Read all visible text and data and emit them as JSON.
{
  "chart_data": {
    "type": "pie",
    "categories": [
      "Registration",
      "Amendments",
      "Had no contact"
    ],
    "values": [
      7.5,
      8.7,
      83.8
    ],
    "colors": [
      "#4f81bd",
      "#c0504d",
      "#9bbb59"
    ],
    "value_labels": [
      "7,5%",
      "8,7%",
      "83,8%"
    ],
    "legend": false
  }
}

§ Given exercise
Make an exact copy of the listing, including every line.

§ Solution to the exercise
Read all visible text and data and emit them as JSON.
{
  "chart_data": {
    "type": "pie",
    "categories": [
      "Registration",
      "Amendments",
      "Had no contact"
    ],
    "values": [
      7.5,
      8.7,
      83.8
    ],
    "colors": [
      "#4f81bd",
      "#c0504d",
      "#9bbb59"
    ],
    "value_labels": [
      "7,5%",
      "8,7%",
      "83,8%"
    ],
    "legend": false
  }
}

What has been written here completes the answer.